■ **WHAT IS EXPECTED**
Extract the whole listing as it stands. Do not include the pictures.

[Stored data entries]
----

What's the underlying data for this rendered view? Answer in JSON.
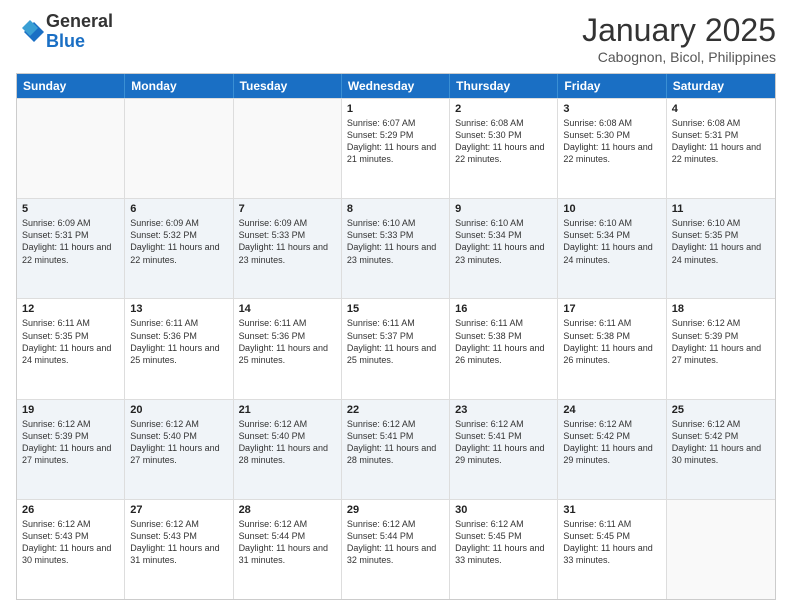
{
  "logo": {
    "general": "General",
    "blue": "Blue"
  },
  "title": "January 2025",
  "subtitle": "Cabognon, Bicol, Philippines",
  "days": [
    "Sunday",
    "Monday",
    "Tuesday",
    "Wednesday",
    "Thursday",
    "Friday",
    "Saturday"
  ],
  "rows": [
    [
      {
        "day": "",
        "info": ""
      },
      {
        "day": "",
        "info": ""
      },
      {
        "day": "",
        "info": ""
      },
      {
        "day": "1",
        "info": "Sunrise: 6:07 AM\nSunset: 5:29 PM\nDaylight: 11 hours and 21 minutes."
      },
      {
        "day": "2",
        "info": "Sunrise: 6:08 AM\nSunset: 5:30 PM\nDaylight: 11 hours and 22 minutes."
      },
      {
        "day": "3",
        "info": "Sunrise: 6:08 AM\nSunset: 5:30 PM\nDaylight: 11 hours and 22 minutes."
      },
      {
        "day": "4",
        "info": "Sunrise: 6:08 AM\nSunset: 5:31 PM\nDaylight: 11 hours and 22 minutes."
      }
    ],
    [
      {
        "day": "5",
        "info": "Sunrise: 6:09 AM\nSunset: 5:31 PM\nDaylight: 11 hours and 22 minutes."
      },
      {
        "day": "6",
        "info": "Sunrise: 6:09 AM\nSunset: 5:32 PM\nDaylight: 11 hours and 22 minutes."
      },
      {
        "day": "7",
        "info": "Sunrise: 6:09 AM\nSunset: 5:33 PM\nDaylight: 11 hours and 23 minutes."
      },
      {
        "day": "8",
        "info": "Sunrise: 6:10 AM\nSunset: 5:33 PM\nDaylight: 11 hours and 23 minutes."
      },
      {
        "day": "9",
        "info": "Sunrise: 6:10 AM\nSunset: 5:34 PM\nDaylight: 11 hours and 23 minutes."
      },
      {
        "day": "10",
        "info": "Sunrise: 6:10 AM\nSunset: 5:34 PM\nDaylight: 11 hours and 24 minutes."
      },
      {
        "day": "11",
        "info": "Sunrise: 6:10 AM\nSunset: 5:35 PM\nDaylight: 11 hours and 24 minutes."
      }
    ],
    [
      {
        "day": "12",
        "info": "Sunrise: 6:11 AM\nSunset: 5:35 PM\nDaylight: 11 hours and 24 minutes."
      },
      {
        "day": "13",
        "info": "Sunrise: 6:11 AM\nSunset: 5:36 PM\nDaylight: 11 hours and 25 minutes."
      },
      {
        "day": "14",
        "info": "Sunrise: 6:11 AM\nSunset: 5:36 PM\nDaylight: 11 hours and 25 minutes."
      },
      {
        "day": "15",
        "info": "Sunrise: 6:11 AM\nSunset: 5:37 PM\nDaylight: 11 hours and 25 minutes."
      },
      {
        "day": "16",
        "info": "Sunrise: 6:11 AM\nSunset: 5:38 PM\nDaylight: 11 hours and 26 minutes."
      },
      {
        "day": "17",
        "info": "Sunrise: 6:11 AM\nSunset: 5:38 PM\nDaylight: 11 hours and 26 minutes."
      },
      {
        "day": "18",
        "info": "Sunrise: 6:12 AM\nSunset: 5:39 PM\nDaylight: 11 hours and 27 minutes."
      }
    ],
    [
      {
        "day": "19",
        "info": "Sunrise: 6:12 AM\nSunset: 5:39 PM\nDaylight: 11 hours and 27 minutes."
      },
      {
        "day": "20",
        "info": "Sunrise: 6:12 AM\nSunset: 5:40 PM\nDaylight: 11 hours and 27 minutes."
      },
      {
        "day": "21",
        "info": "Sunrise: 6:12 AM\nSunset: 5:40 PM\nDaylight: 11 hours and 28 minutes."
      },
      {
        "day": "22",
        "info": "Sunrise: 6:12 AM\nSunset: 5:41 PM\nDaylight: 11 hours and 28 minutes."
      },
      {
        "day": "23",
        "info": "Sunrise: 6:12 AM\nSunset: 5:41 PM\nDaylight: 11 hours and 29 minutes."
      },
      {
        "day": "24",
        "info": "Sunrise: 6:12 AM\nSunset: 5:42 PM\nDaylight: 11 hours and 29 minutes."
      },
      {
        "day": "25",
        "info": "Sunrise: 6:12 AM\nSunset: 5:42 PM\nDaylight: 11 hours and 30 minutes."
      }
    ],
    [
      {
        "day": "26",
        "info": "Sunrise: 6:12 AM\nSunset: 5:43 PM\nDaylight: 11 hours and 30 minutes."
      },
      {
        "day": "27",
        "info": "Sunrise: 6:12 AM\nSunset: 5:43 PM\nDaylight: 11 hours and 31 minutes."
      },
      {
        "day": "28",
        "info": "Sunrise: 6:12 AM\nSunset: 5:44 PM\nDaylight: 11 hours and 31 minutes."
      },
      {
        "day": "29",
        "info": "Sunrise: 6:12 AM\nSunset: 5:44 PM\nDaylight: 11 hours and 32 minutes."
      },
      {
        "day": "30",
        "info": "Sunrise: 6:12 AM\nSunset: 5:45 PM\nDaylight: 11 hours and 33 minutes."
      },
      {
        "day": "31",
        "info": "Sunrise: 6:11 AM\nSunset: 5:45 PM\nDaylight: 11 hours and 33 minutes."
      },
      {
        "day": "",
        "info": ""
      }
    ]
  ]
}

----

■ **ANSWER**
What's the underlying data for this rendered view? Answer in JSON.
{
  "logo": {
    "general": "General",
    "blue": "Blue"
  },
  "title": "January 2025",
  "subtitle": "Cabognon, Bicol, Philippines",
  "days": [
    "Sunday",
    "Monday",
    "Tuesday",
    "Wednesday",
    "Thursday",
    "Friday",
    "Saturday"
  ],
  "rows": [
    [
      {
        "day": "",
        "info": ""
      },
      {
        "day": "",
        "info": ""
      },
      {
        "day": "",
        "info": ""
      },
      {
        "day": "1",
        "info": "Sunrise: 6:07 AM\nSunset: 5:29 PM\nDaylight: 11 hours and 21 minutes."
      },
      {
        "day": "2",
        "info": "Sunrise: 6:08 AM\nSunset: 5:30 PM\nDaylight: 11 hours and 22 minutes."
      },
      {
        "day": "3",
        "info": "Sunrise: 6:08 AM\nSunset: 5:30 PM\nDaylight: 11 hours and 22 minutes."
      },
      {
        "day": "4",
        "info": "Sunrise: 6:08 AM\nSunset: 5:31 PM\nDaylight: 11 hours and 22 minutes."
      }
    ],
    [
      {
        "day": "5",
        "info": "Sunrise: 6:09 AM\nSunset: 5:31 PM\nDaylight: 11 hours and 22 minutes."
      },
      {
        "day": "6",
        "info": "Sunrise: 6:09 AM\nSunset: 5:32 PM\nDaylight: 11 hours and 22 minutes."
      },
      {
        "day": "7",
        "info": "Sunrise: 6:09 AM\nSunset: 5:33 PM\nDaylight: 11 hours and 23 minutes."
      },
      {
        "day": "8",
        "info": "Sunrise: 6:10 AM\nSunset: 5:33 PM\nDaylight: 11 hours and 23 minutes."
      },
      {
        "day": "9",
        "info": "Sunrise: 6:10 AM\nSunset: 5:34 PM\nDaylight: 11 hours and 23 minutes."
      },
      {
        "day": "10",
        "info": "Sunrise: 6:10 AM\nSunset: 5:34 PM\nDaylight: 11 hours and 24 minutes."
      },
      {
        "day": "11",
        "info": "Sunrise: 6:10 AM\nSunset: 5:35 PM\nDaylight: 11 hours and 24 minutes."
      }
    ],
    [
      {
        "day": "12",
        "info": "Sunrise: 6:11 AM\nSunset: 5:35 PM\nDaylight: 11 hours and 24 minutes."
      },
      {
        "day": "13",
        "info": "Sunrise: 6:11 AM\nSunset: 5:36 PM\nDaylight: 11 hours and 25 minutes."
      },
      {
        "day": "14",
        "info": "Sunrise: 6:11 AM\nSunset: 5:36 PM\nDaylight: 11 hours and 25 minutes."
      },
      {
        "day": "15",
        "info": "Sunrise: 6:11 AM\nSunset: 5:37 PM\nDaylight: 11 hours and 25 minutes."
      },
      {
        "day": "16",
        "info": "Sunrise: 6:11 AM\nSunset: 5:38 PM\nDaylight: 11 hours and 26 minutes."
      },
      {
        "day": "17",
        "info": "Sunrise: 6:11 AM\nSunset: 5:38 PM\nDaylight: 11 hours and 26 minutes."
      },
      {
        "day": "18",
        "info": "Sunrise: 6:12 AM\nSunset: 5:39 PM\nDaylight: 11 hours and 27 minutes."
      }
    ],
    [
      {
        "day": "19",
        "info": "Sunrise: 6:12 AM\nSunset: 5:39 PM\nDaylight: 11 hours and 27 minutes."
      },
      {
        "day": "20",
        "info": "Sunrise: 6:12 AM\nSunset: 5:40 PM\nDaylight: 11 hours and 27 minutes."
      },
      {
        "day": "21",
        "info": "Sunrise: 6:12 AM\nSunset: 5:40 PM\nDaylight: 11 hours and 28 minutes."
      },
      {
        "day": "22",
        "info": "Sunrise: 6:12 AM\nSunset: 5:41 PM\nDaylight: 11 hours and 28 minutes."
      },
      {
        "day": "23",
        "info": "Sunrise: 6:12 AM\nSunset: 5:41 PM\nDaylight: 11 hours and 29 minutes."
      },
      {
        "day": "24",
        "info": "Sunrise: 6:12 AM\nSunset: 5:42 PM\nDaylight: 11 hours and 29 minutes."
      },
      {
        "day": "25",
        "info": "Sunrise: 6:12 AM\nSunset: 5:42 PM\nDaylight: 11 hours and 30 minutes."
      }
    ],
    [
      {
        "day": "26",
        "info": "Sunrise: 6:12 AM\nSunset: 5:43 PM\nDaylight: 11 hours and 30 minutes."
      },
      {
        "day": "27",
        "info": "Sunrise: 6:12 AM\nSunset: 5:43 PM\nDaylight: 11 hours and 31 minutes."
      },
      {
        "day": "28",
        "info": "Sunrise: 6:12 AM\nSunset: 5:44 PM\nDaylight: 11 hours and 31 minutes."
      },
      {
        "day": "29",
        "info": "Sunrise: 6:12 AM\nSunset: 5:44 PM\nDaylight: 11 hours and 32 minutes."
      },
      {
        "day": "30",
        "info": "Sunrise: 6:12 AM\nSunset: 5:45 PM\nDaylight: 11 hours and 33 minutes."
      },
      {
        "day": "31",
        "info": "Sunrise: 6:11 AM\nSunset: 5:45 PM\nDaylight: 11 hours and 33 minutes."
      },
      {
        "day": "",
        "info": ""
      }
    ]
  ]
}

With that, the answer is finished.